Write the material out again in full, exactly.

— start of EXERCISE MATERIALS —

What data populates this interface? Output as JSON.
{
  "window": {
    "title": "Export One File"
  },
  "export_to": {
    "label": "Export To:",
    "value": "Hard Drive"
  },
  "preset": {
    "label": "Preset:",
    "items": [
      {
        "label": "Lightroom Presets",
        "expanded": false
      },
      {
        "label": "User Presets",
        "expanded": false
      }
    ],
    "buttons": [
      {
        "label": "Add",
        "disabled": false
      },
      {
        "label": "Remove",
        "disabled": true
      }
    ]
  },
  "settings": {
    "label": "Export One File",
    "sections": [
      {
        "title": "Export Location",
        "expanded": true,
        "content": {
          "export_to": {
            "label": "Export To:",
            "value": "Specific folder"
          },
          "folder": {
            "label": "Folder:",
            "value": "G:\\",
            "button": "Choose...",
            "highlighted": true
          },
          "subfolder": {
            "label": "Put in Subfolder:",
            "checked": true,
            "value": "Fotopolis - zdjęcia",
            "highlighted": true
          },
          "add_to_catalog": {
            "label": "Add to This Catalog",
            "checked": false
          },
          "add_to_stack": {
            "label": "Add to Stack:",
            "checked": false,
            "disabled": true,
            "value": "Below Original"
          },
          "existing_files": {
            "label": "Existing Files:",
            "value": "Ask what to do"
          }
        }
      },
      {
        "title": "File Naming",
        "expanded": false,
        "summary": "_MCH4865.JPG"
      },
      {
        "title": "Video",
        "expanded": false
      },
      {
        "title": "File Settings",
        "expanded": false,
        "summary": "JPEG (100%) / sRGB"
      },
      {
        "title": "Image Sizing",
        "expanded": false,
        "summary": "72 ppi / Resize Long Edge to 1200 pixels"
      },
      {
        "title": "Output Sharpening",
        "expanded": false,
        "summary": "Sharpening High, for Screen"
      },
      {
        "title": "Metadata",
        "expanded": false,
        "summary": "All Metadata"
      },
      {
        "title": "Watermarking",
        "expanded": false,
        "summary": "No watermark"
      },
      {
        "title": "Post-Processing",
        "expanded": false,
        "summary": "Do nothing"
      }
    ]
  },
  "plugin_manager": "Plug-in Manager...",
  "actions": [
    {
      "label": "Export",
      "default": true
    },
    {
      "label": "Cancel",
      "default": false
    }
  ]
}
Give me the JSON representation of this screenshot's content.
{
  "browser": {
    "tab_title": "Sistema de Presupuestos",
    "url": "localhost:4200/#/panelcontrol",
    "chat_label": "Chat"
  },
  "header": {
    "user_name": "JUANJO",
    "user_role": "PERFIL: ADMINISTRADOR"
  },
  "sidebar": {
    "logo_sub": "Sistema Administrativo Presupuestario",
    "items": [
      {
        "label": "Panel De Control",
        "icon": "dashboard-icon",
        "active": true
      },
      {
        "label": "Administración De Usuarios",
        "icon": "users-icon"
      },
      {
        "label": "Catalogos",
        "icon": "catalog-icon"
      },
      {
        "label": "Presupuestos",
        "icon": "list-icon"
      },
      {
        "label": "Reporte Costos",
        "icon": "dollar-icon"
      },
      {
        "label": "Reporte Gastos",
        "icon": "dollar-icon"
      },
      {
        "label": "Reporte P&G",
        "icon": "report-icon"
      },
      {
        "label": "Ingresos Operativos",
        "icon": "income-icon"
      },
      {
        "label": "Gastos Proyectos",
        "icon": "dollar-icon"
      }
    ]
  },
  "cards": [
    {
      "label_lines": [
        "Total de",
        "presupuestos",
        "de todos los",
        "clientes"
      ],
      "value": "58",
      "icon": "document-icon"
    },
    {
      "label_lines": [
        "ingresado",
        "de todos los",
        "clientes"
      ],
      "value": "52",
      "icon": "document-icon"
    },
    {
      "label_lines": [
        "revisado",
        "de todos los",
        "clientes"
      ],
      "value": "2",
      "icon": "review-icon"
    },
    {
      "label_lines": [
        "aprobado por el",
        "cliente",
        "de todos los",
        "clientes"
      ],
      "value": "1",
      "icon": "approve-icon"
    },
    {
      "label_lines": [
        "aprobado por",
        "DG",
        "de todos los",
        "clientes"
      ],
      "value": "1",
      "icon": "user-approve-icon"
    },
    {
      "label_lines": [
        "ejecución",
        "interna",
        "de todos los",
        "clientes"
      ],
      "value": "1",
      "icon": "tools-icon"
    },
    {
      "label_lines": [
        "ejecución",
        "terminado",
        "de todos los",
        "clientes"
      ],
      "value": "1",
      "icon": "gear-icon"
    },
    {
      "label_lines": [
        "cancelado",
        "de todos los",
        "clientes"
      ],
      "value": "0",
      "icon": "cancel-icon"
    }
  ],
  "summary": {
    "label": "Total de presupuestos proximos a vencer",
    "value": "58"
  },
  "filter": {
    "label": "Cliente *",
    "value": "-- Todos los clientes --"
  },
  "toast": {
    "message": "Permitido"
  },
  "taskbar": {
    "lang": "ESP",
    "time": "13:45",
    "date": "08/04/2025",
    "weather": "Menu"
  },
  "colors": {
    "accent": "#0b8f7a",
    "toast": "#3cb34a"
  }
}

— end of EXERCISE MATERIALS —

--- FINAL RESULT ---
What data populates this interface? Output as JSON.
{
  "window": {
    "title": "Export One File"
  },
  "export_to": {
    "label": "Export To:",
    "value": "Hard Drive"
  },
  "preset": {
    "label": "Preset:",
    "items": [
      {
        "label": "Lightroom Presets",
        "expanded": false
      },
      {
        "label": "User Presets",
        "expanded": false
      }
    ],
    "buttons": [
      {
        "label": "Add",
        "disabled": false
      },
      {
        "label": "Remove",
        "disabled": true
      }
    ]
  },
  "settings": {
    "label": "Export One File",
    "sections": [
      {
        "title": "Export Location",
        "expanded": true,
        "content": {
          "export_to": {
            "label": "Export To:",
            "value": "Specific folder"
          },
          "folder": {
            "label": "Folder:",
            "value": "G:\\",
            "button": "Choose...",
            "highlighted": true
          },
          "subfolder": {
            "label": "Put in Subfolder:",
            "checked": true,
            "value": "Fotopolis - zdjęcia",
            "highlighted": true
          },
          "add_to_catalog": {
            "label": "Add to This Catalog",
            "checked": false
          },
          "add_to_stack": {
            "label": "Add to Stack:",
            "checked": false,
            "disabled": true,
            "value": "Below Original"
          },
          "existing_files": {
            "label": "Existing Files:",
            "value": "Ask what to do"
          }
        }
      },
      {
        "title": "File Naming",
        "expanded": false,
        "summary": "_MCH4865.JPG"
      },
      {
        "title": "Video",
        "expanded": false
      },
      {
        "title": "File Settings",
        "expanded": false,
        "summary": "JPEG (100%) / sRGB"
      },
      {
        "title": "Image Sizing",
        "expanded": false,
        "summary": "72 ppi / Resize Long Edge to 1200 pixels"
      },
      {
        "title": "Output Sharpening",
        "expanded": false,
        "summary": "Sharpening High, for Screen"
      },
      {
        "title": "Metadata",
        "expanded": false,
        "summary": "All Metadata"
      },
      {
        "title": "Watermarking",
        "expanded": false,
        "summary": "No watermark"
      },
      {
        "title": "Post-Processing",
        "expanded": false,
        "summary": "Do nothing"
      }
    ]
  },
  "plugin_manager": "Plug-in Manager...",
  "actions": [
    {
      "label": "Export",
      "default": true
    },
    {
      "label": "Cancel",
      "default": false
    }
  ]
}
Give me the JSON representation of this screenshot's content.
{
  "browser": {
    "tab_title": "Sistema de Presupuestos",
    "url": "localhost:4200/#/panelcontrol",
    "chat_label": "Chat"
  },
  "header": {
    "user_name": "JUANJO",
    "user_role": "PERFIL: ADMINISTRADOR"
  },
  "sidebar": {
    "logo_sub": "Sistema Administrativo Presupuestario",
    "items": [
      {
        "label": "Panel De Control",
        "icon": "dashboard-icon",
        "active": true
      },
      {
        "label": "Administración De Usuarios",
        "icon": "users-icon"
      },
      {
        "label": "Catalogos",
        "icon": "catalog-icon"
      },
      {
        "label": "Presupuestos",
        "icon": "list-icon"
      },
      {
        "label": "Reporte Costos",
        "icon": "dollar-icon"
      },
      {
        "label": "Reporte Gastos",
        "icon": "dollar-icon"
      },
      {
        "label": "Reporte P&G",
        "icon": "report-icon"
      },
      {
        "label": "Ingresos Operativos",
        "icon": "income-icon"
      },
      {
        "label": "Gastos Proyectos",
        "icon": "dollar-icon"
      }
    ]
  },
  "cards": [
    {
      "label_lines": [
        "Total de",
        "presupuestos",
        "de todos los",
        "clientes"
      ],
      "value": "58",
      "icon": "document-icon"
    },
    {
      "label_lines": [
        "ingresado",
        "de todos los",
        "clientes"
      ],
      "value": "52",
      "icon": "document-icon"
    },
    {
      "label_lines": [
        "revisado",
        "de todos los",
        "clientes"
      ],
      "value": "2",
      "icon": "review-icon"
    },
    {
      "label_lines": [
        "aprobado por el",
        "cliente",
        "de todos los",
        "clientes"
      ],
      "value": "1",
      "icon": "approve-icon"
    },
    {
      "label_lines": [
        "aprobado por",
        "DG",
        "de todos los",
        "clientes"
      ],
      "value": "1",
      "icon": "user-approve-icon"
    },
    {
      "label_lines": [
        "ejecución",
        "interna",
        "de todos los",
        "clientes"
      ],
      "value": "1",
      "icon": "tools-icon"
    },
    {
      "label_lines": [
        "ejecución",
        "terminado",
        "de todos los",
        "clientes"
      ],
      "value": "1",
      "icon": "gear-icon"
    },
    {
      "label_lines": [
        "cancelado",
        "de todos los",
        "clientes"
      ],
      "value": "0",
      "icon": "cancel-icon"
    }
  ],
  "summary": {
    "label": "Total de presupuestos proximos a vencer",
    "value": "58"
  },
  "filter": {
    "label": "Cliente *",
    "value": "-- Todos los clientes --"
  },
  "toast": {
    "message": "Permitido"
  },
  "taskbar": {
    "lang": "ESP",
    "time": "13:45",
    "date": "08/04/2025",
    "weather": "Menu"
  },
  "colors": {
    "accent": "#0b8f7a",
    "toast": "#3cb34a"
  }
}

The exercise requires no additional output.